**Task details**
Pictures stay out of your copy, but everything else in the records below must be repeated exactly.

**Data in this exercise**
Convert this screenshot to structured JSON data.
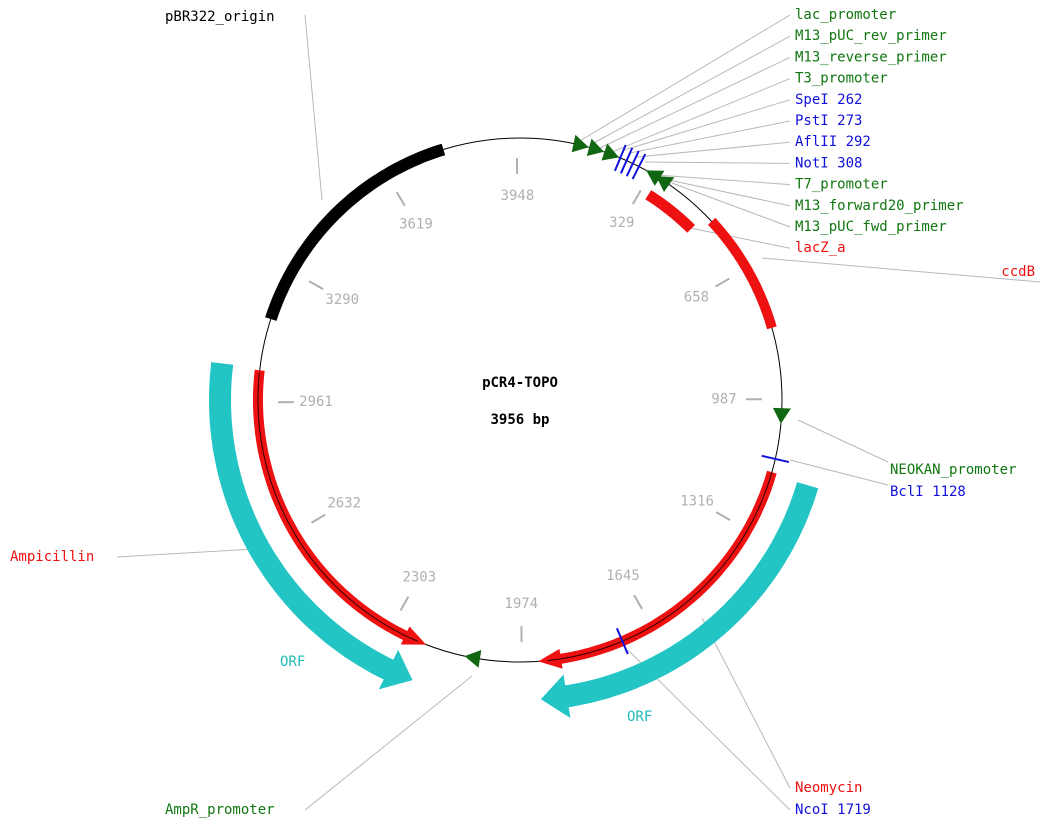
{
  "map": {
    "title": "pCR4-TOPO",
    "size": "3956 bp",
    "ticks": [
      329,
      658,
      987,
      1316,
      1645,
      1974,
      2303,
      2632,
      2961,
      3290,
      3619,
      3948
    ],
    "right_labels": [
      "lac_promoter",
      "M13_pUC_rev_primer",
      "M13_reverse_primer",
      "T3_promoter",
      "SpeI 262",
      "PstI 273",
      "AflII 292",
      "NotI 308",
      "T7_promoter",
      "M13_forward20_primer",
      "M13_pUC_fwd_primer",
      "lacZ_a"
    ],
    "origin": "pBR322_origin",
    "ccdb": "ccdB",
    "neokan": "NEOKAN_promoter",
    "bcli": "BclI 1128",
    "ampicillin": "Ampicillin",
    "ampr": "AmpR_promoter",
    "neomycin": "Neomycin",
    "ncoi": "NcoI 1719",
    "orf": [
      "ORF",
      "ORF"
    ]
  }
}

**Answer to this problem**
Convert this screenshot to structured JSON data.
{
  "map": {
    "title": "pCR4-TOPO",
    "size": "3956 bp",
    "ticks": [
      329,
      658,
      987,
      1316,
      1645,
      1974,
      2303,
      2632,
      2961,
      3290,
      3619,
      3948
    ],
    "right_labels": [
      "lac_promoter",
      "M13_pUC_rev_primer",
      "M13_reverse_primer",
      "T3_promoter",
      "SpeI 262",
      "PstI 273",
      "AflII 292",
      "NotI 308",
      "T7_promoter",
      "M13_forward20_primer",
      "M13_pUC_fwd_primer",
      "lacZ_a"
    ],
    "origin": "pBR322_origin",
    "ccdb": "ccdB",
    "neokan": "NEOKAN_promoter",
    "bcli": "BclI 1128",
    "ampicillin": "Ampicillin",
    "ampr": "AmpR_promoter",
    "neomycin": "Neomycin",
    "ncoi": "NcoI 1719",
    "orf": [
      "ORF",
      "ORF"
    ]
  }
}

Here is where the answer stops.